## Exercise prompt:
Note how many lines hold the string "relative" and give that number without any other words.

## Data for this exercise:
:::
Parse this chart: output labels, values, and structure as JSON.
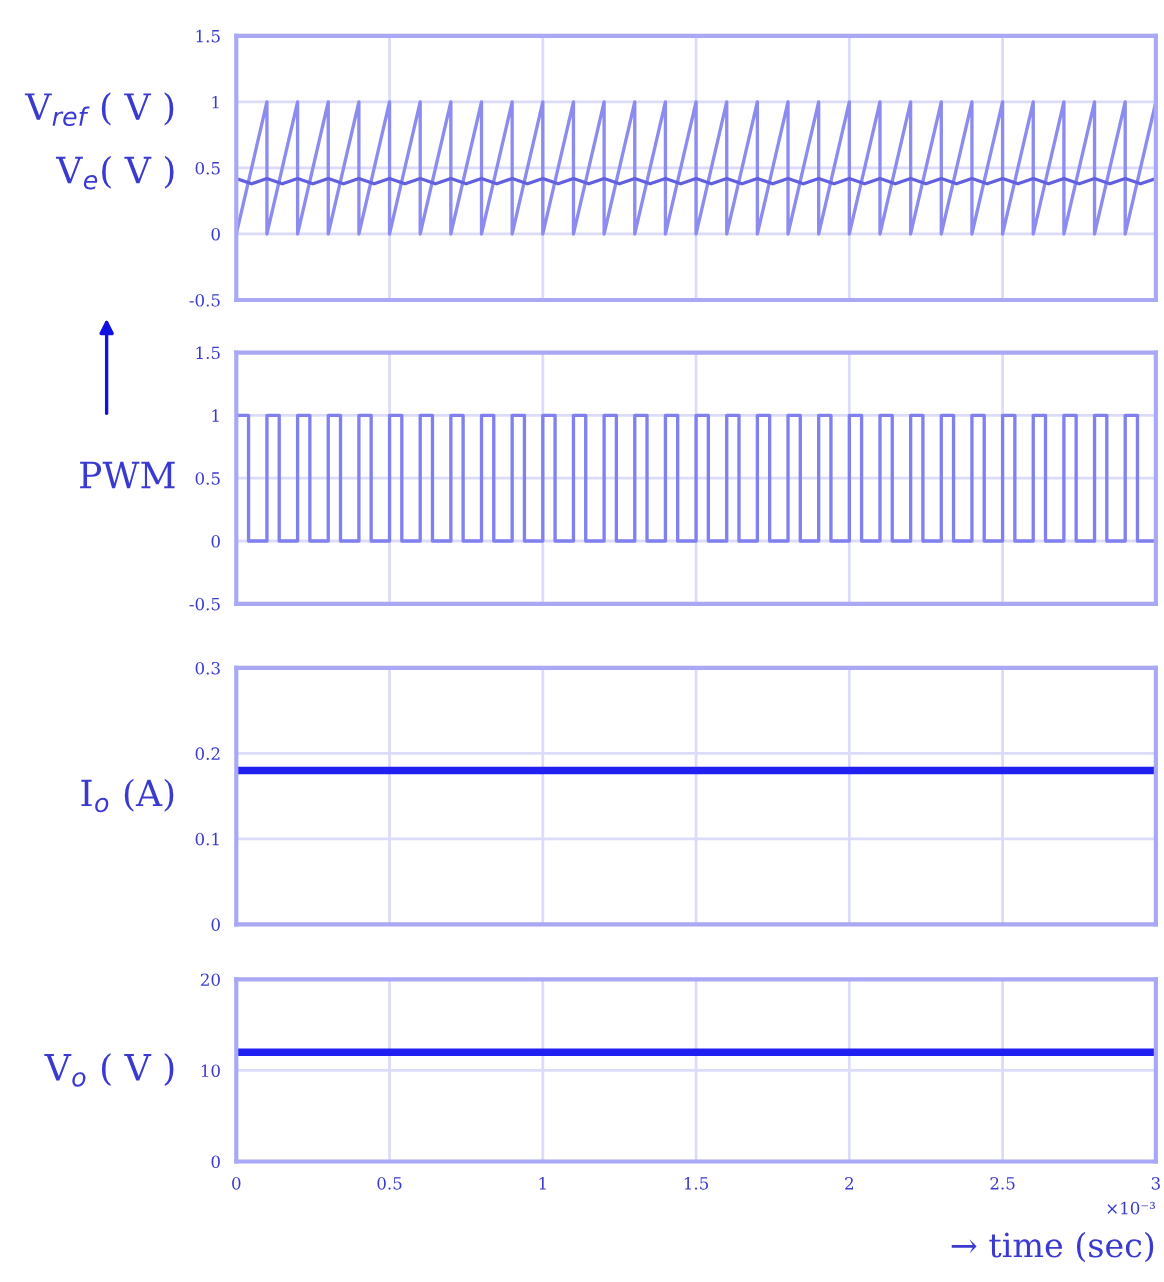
{
  "chart_data": [
    {
      "type": "line",
      "tick_labels": "y",
      "grid": true,
      "xlim": [
        0,
        3
      ],
      "xticks": [
        0,
        0.5,
        1,
        1.5,
        2,
        2.5,
        3
      ],
      "ylim": [
        -0.5,
        1.5
      ],
      "yticks": [
        -0.5,
        0,
        0.5,
        1,
        1.5
      ],
      "series": [
        {
          "name": "V$_{ref}$ ( V )",
          "type": "line",
          "color": "#8c8cf0",
          "x": [
            0,
            0.1,
            0.1,
            0.2,
            0.2,
            0.3,
            0.3,
            0.4,
            0.4,
            0.5,
            0.5,
            0.6,
            0.6,
            0.7,
            0.7,
            0.8,
            0.8,
            0.9,
            0.9,
            1.0,
            1.0,
            1.1,
            1.1,
            1.2,
            1.2,
            1.3,
            1.3,
            1.4,
            1.4,
            1.5,
            1.5,
            1.6,
            1.6,
            1.7,
            1.7,
            1.8,
            1.8,
            1.9,
            1.9,
            2.0,
            2.0,
            2.1,
            2.1,
            2.2,
            2.2,
            2.3,
            2.3,
            2.4,
            2.4,
            2.5,
            2.5,
            2.6,
            2.6,
            2.7,
            2.7,
            2.8,
            2.8,
            2.9,
            2.9,
            3.0
          ],
          "values": [
            0,
            1,
            0,
            1,
            0,
            1,
            0,
            1,
            0,
            1,
            0,
            1,
            0,
            1,
            0,
            1,
            0,
            1,
            0,
            1,
            0,
            1,
            0,
            1,
            0,
            1,
            0,
            1,
            0,
            1,
            0,
            1,
            0,
            1,
            0,
            1,
            0,
            1,
            0,
            1,
            0,
            1,
            0,
            1,
            0,
            1,
            0,
            1,
            0,
            1,
            0,
            1,
            0,
            1,
            0,
            1,
            0,
            1,
            0,
            1
          ]
        },
        {
          "name": "V$_{e}$( V )",
          "type": "line",
          "color": "#6060e0",
          "x": [
            0,
            0.05,
            0.1,
            0.15,
            0.2,
            0.25,
            0.3,
            0.35,
            0.4,
            0.45,
            0.5,
            0.55,
            0.6,
            0.65,
            0.7,
            0.75,
            0.8,
            0.85,
            0.9,
            0.95,
            1.0,
            1.05,
            1.1,
            1.15,
            1.2,
            1.25,
            1.3,
            1.35,
            1.4,
            1.45,
            1.5,
            1.55,
            1.6,
            1.65,
            1.7,
            1.75,
            1.8,
            1.85,
            1.9,
            1.95,
            2.0,
            2.05,
            2.1,
            2.15,
            2.2,
            2.25,
            2.3,
            2.35,
            2.4,
            2.45,
            2.5,
            2.55,
            2.6,
            2.65,
            2.7,
            2.75,
            2.8,
            2.85,
            2.9,
            2.95,
            3.0
          ],
          "values": [
            0.42,
            0.38,
            0.42,
            0.38,
            0.42,
            0.38,
            0.42,
            0.38,
            0.42,
            0.38,
            0.42,
            0.38,
            0.42,
            0.38,
            0.42,
            0.38,
            0.42,
            0.38,
            0.42,
            0.38,
            0.42,
            0.38,
            0.42,
            0.38,
            0.42,
            0.38,
            0.42,
            0.38,
            0.42,
            0.38,
            0.42,
            0.38,
            0.42,
            0.38,
            0.42,
            0.38,
            0.42,
            0.38,
            0.42,
            0.38,
            0.42,
            0.38,
            0.42,
            0.38,
            0.42,
            0.38,
            0.42,
            0.38,
            0.42,
            0.38,
            0.42,
            0.38,
            0.42,
            0.38,
            0.42,
            0.38,
            0.42,
            0.38,
            0.42,
            0.38,
            0.42
          ]
        }
      ]
    },
    {
      "type": "line",
      "ylabel": "PWM",
      "tick_labels": "y",
      "grid": true,
      "xlim": [
        0,
        3
      ],
      "xticks": [
        0,
        0.5,
        1,
        1.5,
        2,
        2.5,
        3
      ],
      "ylim": [
        -0.5,
        1.5
      ],
      "yticks": [
        -0.5,
        0,
        0.5,
        1,
        1.5
      ],
      "series": [
        {
          "type": "step",
          "color": "#8080f0",
          "x": [
            0,
            0.04,
            0.1,
            0.14,
            0.2,
            0.24,
            0.3,
            0.34,
            0.4,
            0.44,
            0.5,
            0.54,
            0.6,
            0.64,
            0.7,
            0.74,
            0.8,
            0.84,
            0.9,
            0.94,
            1.0,
            1.04,
            1.1,
            1.14,
            1.2,
            1.24,
            1.3,
            1.34,
            1.4,
            1.44,
            1.5,
            1.54,
            1.6,
            1.64,
            1.7,
            1.74,
            1.8,
            1.84,
            1.9,
            1.94,
            2.0,
            2.04,
            2.1,
            2.14,
            2.2,
            2.24,
            2.3,
            2.34,
            2.4,
            2.44,
            2.5,
            2.54,
            2.6,
            2.64,
            2.7,
            2.74,
            2.8,
            2.84,
            2.9,
            2.94,
            3.0
          ],
          "values": [
            1,
            0,
            1,
            0,
            1,
            0,
            1,
            0,
            1,
            0,
            1,
            0,
            1,
            0,
            1,
            0,
            1,
            0,
            1,
            0,
            1,
            0,
            1,
            0,
            1,
            0,
            1,
            0,
            1,
            0,
            1,
            0,
            1,
            0,
            1,
            0,
            1,
            0,
            1,
            0,
            1,
            0,
            1,
            0,
            1,
            0,
            1,
            0,
            1,
            0,
            1,
            0,
            1,
            0,
            1,
            0,
            1,
            0,
            1,
            0,
            0
          ]
        }
      ]
    },
    {
      "type": "line",
      "ylabel": "I$_{o}$ (A)",
      "tick_labels": "y",
      "grid": true,
      "xlim": [
        0,
        3
      ],
      "xticks": [
        0,
        0.5,
        1,
        1.5,
        2,
        2.5,
        3
      ],
      "ylim": [
        0,
        0.3
      ],
      "yticks": [
        0,
        0.1,
        0.2,
        0.3
      ],
      "series": [
        {
          "type": "line",
          "color": "#2020f0",
          "x": [
            0,
            3
          ],
          "values": [
            0.18,
            0.18
          ]
        }
      ]
    },
    {
      "type": "line",
      "ylabel": "V$_{o}$ ( V )",
      "xlabel": "→ time (sec)",
      "grid": true,
      "xlim": [
        0,
        3
      ],
      "xticks": [
        0,
        0.5,
        1,
        1.5,
        2,
        2.5,
        3
      ],
      "ylim": [
        0,
        20
      ],
      "yticks": [
        0,
        10,
        20
      ],
      "annotations": [
        "×10⁻³"
      ],
      "series": [
        {
          "type": "line",
          "color": "#2020f0",
          "x": [
            0,
            3
          ],
          "values": [
            12,
            12
          ]
        }
      ]
    }
  ]
}
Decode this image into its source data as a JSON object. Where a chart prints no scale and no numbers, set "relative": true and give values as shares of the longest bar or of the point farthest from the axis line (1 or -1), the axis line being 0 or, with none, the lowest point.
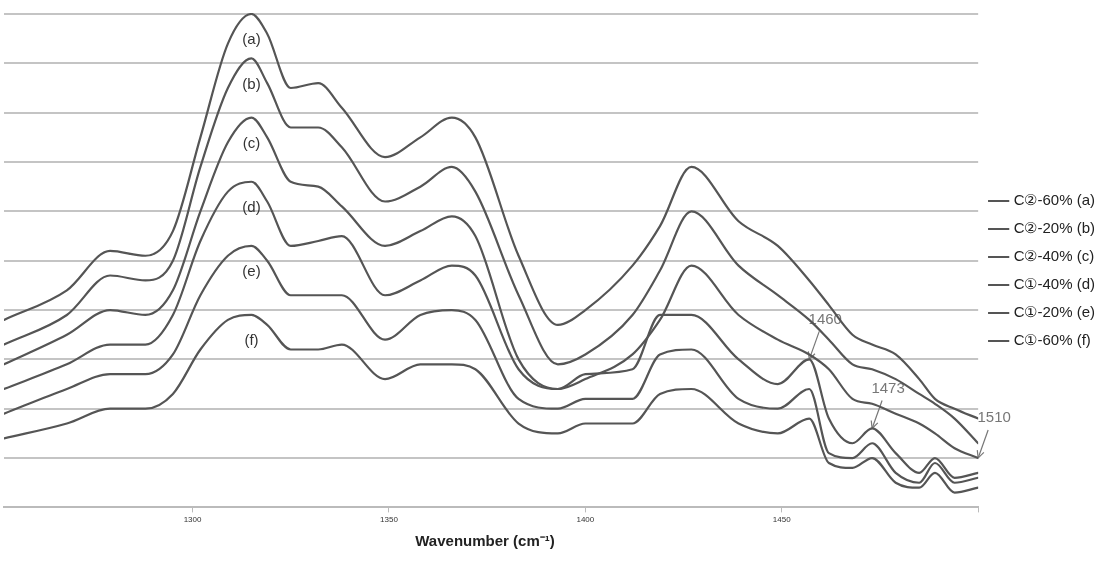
{
  "chart_data": {
    "type": "line",
    "relative": true,
    "xlabel": "Wavenumber (cm⁻¹)",
    "x": [
      1252,
      1268,
      1279,
      1288,
      1295,
      1302,
      1309,
      1315,
      1319,
      1325,
      1332,
      1338,
      1349,
      1358,
      1366,
      1372,
      1383,
      1393,
      1400,
      1412,
      1419,
      1427,
      1439,
      1449,
      1457,
      1462,
      1468,
      1473,
      1479,
      1485,
      1489,
      1494,
      1500
    ],
    "xlim": [
      1252,
      1500
    ],
    "xticks": [
      1300,
      1350,
      1400,
      1450,
      {
        "value": 1500,
        "label": null
      }
    ],
    "grid": "y",
    "legend": "right",
    "marker": "none",
    "line_style": "solid",
    "series": [
      {
        "name": "C②-60% (a)",
        "color": "#555555",
        "values": [
          0.38,
          0.44,
          0.52,
          0.51,
          0.56,
          0.75,
          0.94,
          1,
          0.96,
          0.85,
          0.86,
          0.81,
          0.71,
          0.75,
          0.79,
          0.75,
          0.51,
          0.37,
          0.4,
          0.49,
          0.57,
          0.69,
          0.58,
          0.53,
          0.46,
          0.41,
          0.35,
          0.33,
          0.31,
          0.26,
          0.22,
          0.2,
          0.18
        ]
      },
      {
        "name": "C②-20% (b)",
        "color": "#555555",
        "values": [
          0.33,
          0.39,
          0.47,
          0.46,
          0.5,
          0.69,
          0.85,
          0.91,
          0.86,
          0.77,
          0.77,
          0.73,
          0.62,
          0.65,
          0.69,
          0.64,
          0.43,
          0.29,
          0.31,
          0.39,
          0.48,
          0.6,
          0.49,
          0.43,
          0.38,
          0.34,
          0.29,
          0.28,
          0.26,
          0.23,
          0.21,
          0.18,
          0.13
        ]
      },
      {
        "name": "C②-40% (c)",
        "color": "#555555",
        "values": [
          0.29,
          0.35,
          0.4,
          0.39,
          0.44,
          0.6,
          0.74,
          0.79,
          0.75,
          0.66,
          0.65,
          0.61,
          0.53,
          0.56,
          0.59,
          0.55,
          0.3,
          0.24,
          0.26,
          0.31,
          0.38,
          0.49,
          0.39,
          0.34,
          0.31,
          0.28,
          0.22,
          0.21,
          0.19,
          0.17,
          0.15,
          0.12,
          0.1
        ]
      },
      {
        "name": "C①-40% (d)",
        "color": "#555555",
        "values": [
          0.24,
          0.29,
          0.33,
          0.33,
          0.39,
          0.54,
          0.64,
          0.66,
          0.62,
          0.53,
          0.54,
          0.55,
          0.43,
          0.46,
          0.49,
          0.47,
          0.28,
          0.24,
          0.27,
          0.28,
          0.39,
          0.39,
          0.3,
          0.25,
          0.3,
          0.18,
          0.13,
          0.16,
          0.11,
          0.07,
          0.1,
          0.06,
          0.07
        ]
      },
      {
        "name": "C①-20% (e)",
        "color": "#555555",
        "values": [
          0.19,
          0.24,
          0.27,
          0.27,
          0.31,
          0.43,
          0.51,
          0.53,
          0.5,
          0.43,
          0.43,
          0.43,
          0.34,
          0.39,
          0.4,
          0.38,
          0.22,
          0.2,
          0.22,
          0.22,
          0.31,
          0.32,
          0.22,
          0.2,
          0.24,
          0.11,
          0.1,
          0.13,
          0.07,
          0.05,
          0.09,
          0.05,
          0.06
        ]
      },
      {
        "name": "C①-60% (f)",
        "color": "#555555",
        "values": [
          0.14,
          0.17,
          0.2,
          0.2,
          0.23,
          0.32,
          0.38,
          0.39,
          0.37,
          0.32,
          0.32,
          0.33,
          0.26,
          0.29,
          0.29,
          0.28,
          0.17,
          0.15,
          0.17,
          0.17,
          0.23,
          0.24,
          0.17,
          0.15,
          0.18,
          0.09,
          0.08,
          0.1,
          0.05,
          0.04,
          0.07,
          0.03,
          0.04
        ]
      }
    ],
    "annotations": [
      "(a)",
      "(b)",
      "(c)",
      "(d)",
      "(e)",
      "(f)",
      {
        "text": "1460",
        "x": 1457,
        "y": 0.3
      },
      {
        "text": "1473",
        "x": 1473,
        "y": 0.16
      },
      {
        "text": "1510",
        "x": 1500,
        "y": 0.1
      }
    ]
  }
}
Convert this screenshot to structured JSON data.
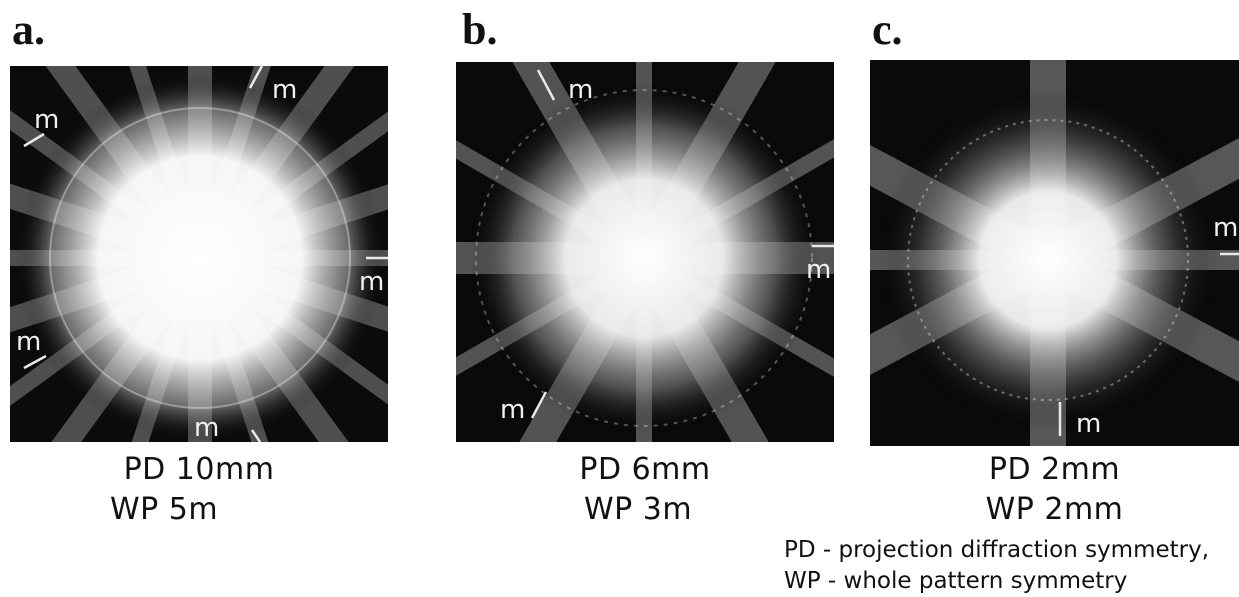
{
  "panels": [
    {
      "letter": "a.",
      "pd": "PD 10mm",
      "wp": "WP 5m",
      "mirror_label": "m",
      "mirror_count": 5
    },
    {
      "letter": "b.",
      "pd": "PD 6mm",
      "wp": "WP 3m",
      "mirror_label": "m",
      "mirror_count": 3
    },
    {
      "letter": "c.",
      "pd": "PD 2mm",
      "wp": "WP 2mm",
      "mirror_label": "m",
      "mirror_count": 2
    }
  ],
  "legend": {
    "pd": "PD - projection diffraction symmetry,",
    "wp": "WP - whole pattern symmetry"
  },
  "colors": {
    "background": "#ffffff",
    "pattern_bg": "#0a0a0a",
    "glow": "#ffffff"
  }
}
:::
## Expected answer:
2